===== Stored records

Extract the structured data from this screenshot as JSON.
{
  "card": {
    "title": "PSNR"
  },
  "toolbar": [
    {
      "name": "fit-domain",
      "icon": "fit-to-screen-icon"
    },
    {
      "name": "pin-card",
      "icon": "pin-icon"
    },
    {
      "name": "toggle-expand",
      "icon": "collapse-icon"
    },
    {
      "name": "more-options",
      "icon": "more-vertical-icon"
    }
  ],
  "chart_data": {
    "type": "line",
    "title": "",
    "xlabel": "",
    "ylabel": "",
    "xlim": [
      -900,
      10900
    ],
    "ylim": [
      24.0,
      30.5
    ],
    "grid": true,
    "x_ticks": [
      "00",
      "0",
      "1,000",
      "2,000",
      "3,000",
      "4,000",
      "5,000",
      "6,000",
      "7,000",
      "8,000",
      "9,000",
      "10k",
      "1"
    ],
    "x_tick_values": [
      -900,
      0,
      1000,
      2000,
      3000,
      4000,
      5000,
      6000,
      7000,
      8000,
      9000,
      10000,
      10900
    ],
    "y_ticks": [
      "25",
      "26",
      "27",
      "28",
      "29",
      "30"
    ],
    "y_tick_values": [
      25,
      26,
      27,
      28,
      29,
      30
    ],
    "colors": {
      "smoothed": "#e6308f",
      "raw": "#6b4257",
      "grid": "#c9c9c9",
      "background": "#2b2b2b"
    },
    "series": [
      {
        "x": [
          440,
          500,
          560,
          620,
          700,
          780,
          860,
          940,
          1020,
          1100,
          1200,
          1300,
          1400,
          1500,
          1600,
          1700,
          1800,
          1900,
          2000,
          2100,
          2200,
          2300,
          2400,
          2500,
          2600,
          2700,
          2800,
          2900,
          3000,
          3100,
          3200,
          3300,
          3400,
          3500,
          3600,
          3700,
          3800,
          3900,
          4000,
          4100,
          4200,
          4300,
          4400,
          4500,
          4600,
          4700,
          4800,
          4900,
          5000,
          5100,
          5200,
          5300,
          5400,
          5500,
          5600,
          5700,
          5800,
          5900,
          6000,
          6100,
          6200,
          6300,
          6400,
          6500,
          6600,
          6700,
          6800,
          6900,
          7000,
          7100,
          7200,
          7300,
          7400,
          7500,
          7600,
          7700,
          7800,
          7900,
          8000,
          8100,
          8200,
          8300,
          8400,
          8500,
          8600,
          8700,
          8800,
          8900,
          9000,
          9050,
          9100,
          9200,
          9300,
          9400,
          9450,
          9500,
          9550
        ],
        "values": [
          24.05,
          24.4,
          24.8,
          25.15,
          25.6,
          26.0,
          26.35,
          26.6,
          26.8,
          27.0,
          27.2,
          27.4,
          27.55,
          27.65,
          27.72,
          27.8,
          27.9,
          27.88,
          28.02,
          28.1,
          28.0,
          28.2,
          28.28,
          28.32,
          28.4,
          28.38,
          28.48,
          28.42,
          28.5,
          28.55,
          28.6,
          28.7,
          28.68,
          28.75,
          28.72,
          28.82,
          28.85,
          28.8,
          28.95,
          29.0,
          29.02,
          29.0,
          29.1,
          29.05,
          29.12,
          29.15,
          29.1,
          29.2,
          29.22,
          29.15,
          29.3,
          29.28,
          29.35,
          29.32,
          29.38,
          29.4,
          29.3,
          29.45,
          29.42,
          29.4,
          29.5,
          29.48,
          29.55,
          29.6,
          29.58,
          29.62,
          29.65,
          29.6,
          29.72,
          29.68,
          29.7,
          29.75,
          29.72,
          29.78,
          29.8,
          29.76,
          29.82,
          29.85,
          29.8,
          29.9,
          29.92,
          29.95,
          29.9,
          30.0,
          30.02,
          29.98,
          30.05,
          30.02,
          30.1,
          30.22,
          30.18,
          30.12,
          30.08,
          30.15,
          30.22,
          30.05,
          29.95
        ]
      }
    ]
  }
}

==========
===== Stored records

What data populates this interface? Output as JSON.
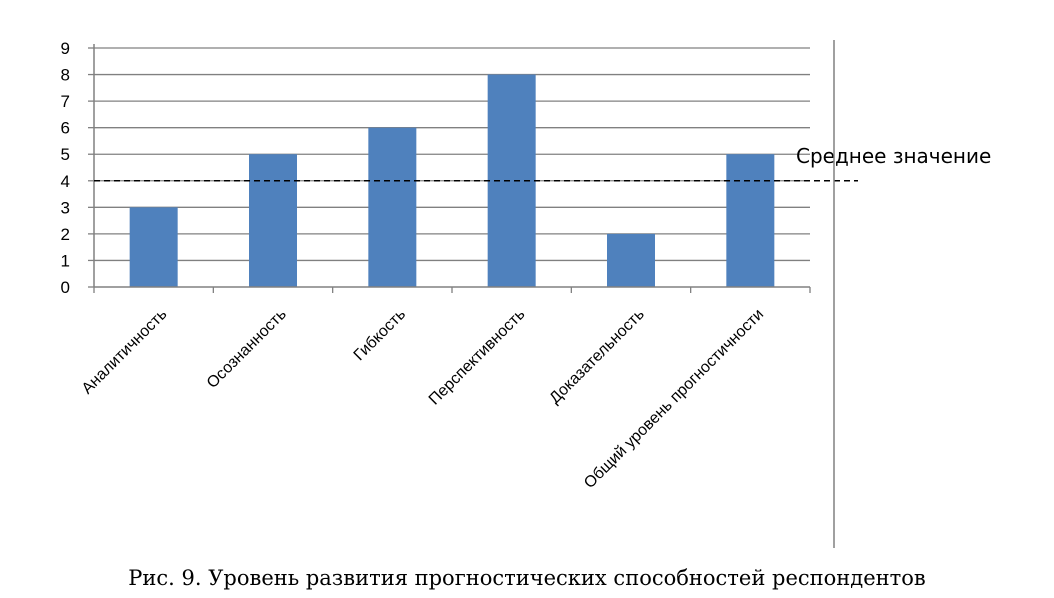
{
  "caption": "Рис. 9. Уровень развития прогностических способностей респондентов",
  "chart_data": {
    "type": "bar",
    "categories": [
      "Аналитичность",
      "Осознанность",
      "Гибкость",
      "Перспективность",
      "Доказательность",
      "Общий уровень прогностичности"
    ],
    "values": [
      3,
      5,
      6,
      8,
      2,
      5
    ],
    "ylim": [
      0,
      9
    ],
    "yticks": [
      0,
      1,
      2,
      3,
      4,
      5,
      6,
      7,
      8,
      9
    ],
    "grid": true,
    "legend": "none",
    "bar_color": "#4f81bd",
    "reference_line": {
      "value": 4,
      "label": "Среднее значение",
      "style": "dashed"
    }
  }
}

==========
===== Stored records

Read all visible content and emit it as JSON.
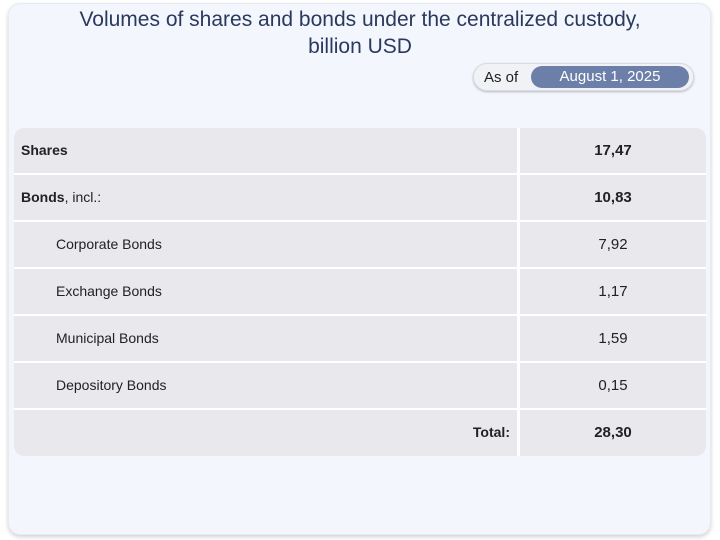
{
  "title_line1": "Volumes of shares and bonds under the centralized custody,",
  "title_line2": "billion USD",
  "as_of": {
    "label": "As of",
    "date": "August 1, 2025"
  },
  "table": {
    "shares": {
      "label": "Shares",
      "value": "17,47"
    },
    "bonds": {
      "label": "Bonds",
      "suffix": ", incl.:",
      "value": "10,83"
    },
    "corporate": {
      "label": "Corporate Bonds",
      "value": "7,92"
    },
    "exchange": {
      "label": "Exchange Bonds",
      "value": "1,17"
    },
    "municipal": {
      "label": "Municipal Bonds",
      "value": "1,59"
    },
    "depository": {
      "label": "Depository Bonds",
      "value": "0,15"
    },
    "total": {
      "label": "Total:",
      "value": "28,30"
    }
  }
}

==========

*Task prompt:* Going through the lines above one by one, tally those with the word "JSON" and give only the total.

*Final result:* 3